WORK TO COMPLETE: Every line of the material that follows must be printed again exactly.

Recorded data:
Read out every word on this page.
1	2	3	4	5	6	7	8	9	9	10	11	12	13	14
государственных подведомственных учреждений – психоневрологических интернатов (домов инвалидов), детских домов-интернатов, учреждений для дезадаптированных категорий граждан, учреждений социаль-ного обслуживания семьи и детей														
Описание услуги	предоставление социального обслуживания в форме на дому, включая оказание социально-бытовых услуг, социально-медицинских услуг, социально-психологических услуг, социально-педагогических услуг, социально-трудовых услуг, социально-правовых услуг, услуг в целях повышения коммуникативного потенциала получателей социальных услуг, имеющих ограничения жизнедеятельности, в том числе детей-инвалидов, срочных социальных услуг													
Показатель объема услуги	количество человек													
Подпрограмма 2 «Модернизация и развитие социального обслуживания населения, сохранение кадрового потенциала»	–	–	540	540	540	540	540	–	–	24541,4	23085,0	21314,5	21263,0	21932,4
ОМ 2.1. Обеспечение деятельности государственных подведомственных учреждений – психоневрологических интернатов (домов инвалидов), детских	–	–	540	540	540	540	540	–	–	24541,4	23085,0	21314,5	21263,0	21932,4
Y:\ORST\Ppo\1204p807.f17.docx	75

RESPONSE TO THIS EXERCISE:
Read out every word on this page.
1	2	3	4	5	6	7	8	9	9	10	11	12	13	14
государственных подведомственных учреждений – психоневрологических интернатов (домов инвалидов), детских домов-интернатов, учреждений для дезадаптированных категорий граждан, учреждений социаль-ного обслуживания семьи и детей														
Описание услуги	предоставление социального обслуживания в форме на дому, включая оказание социально-бытовых услуг, социально-медицинских услуг, социально-психологических услуг, социально-педагогических услуг, социально-трудовых услуг, социально-правовых услуг, услуг в целях повышения коммуникативного потенциала получателей социальных услуг, имеющих ограничения жизнедеятельности, в том числе детей-инвалидов, срочных социальных услуг													
Показатель объема услуги	количество человек													
Подпрограмма 2 «Модернизация и развитие социального обслуживания населения, сохранение кадрового потенциала»	–	–	540	540	540	540	540	–	–	24541,4	23085,0	21314,5	21263,0	21932,4
ОМ 2.1. Обеспечение деятельности государственных подведомственных учреждений – психоневрологических интернатов (домов инвалидов), детских	–	–	540	540	540	540	540	–	–	24541,4	23085,0	21314,5	21263,0	21932,4
Y:\ORST\Ppo\1204p807.f17.docx	75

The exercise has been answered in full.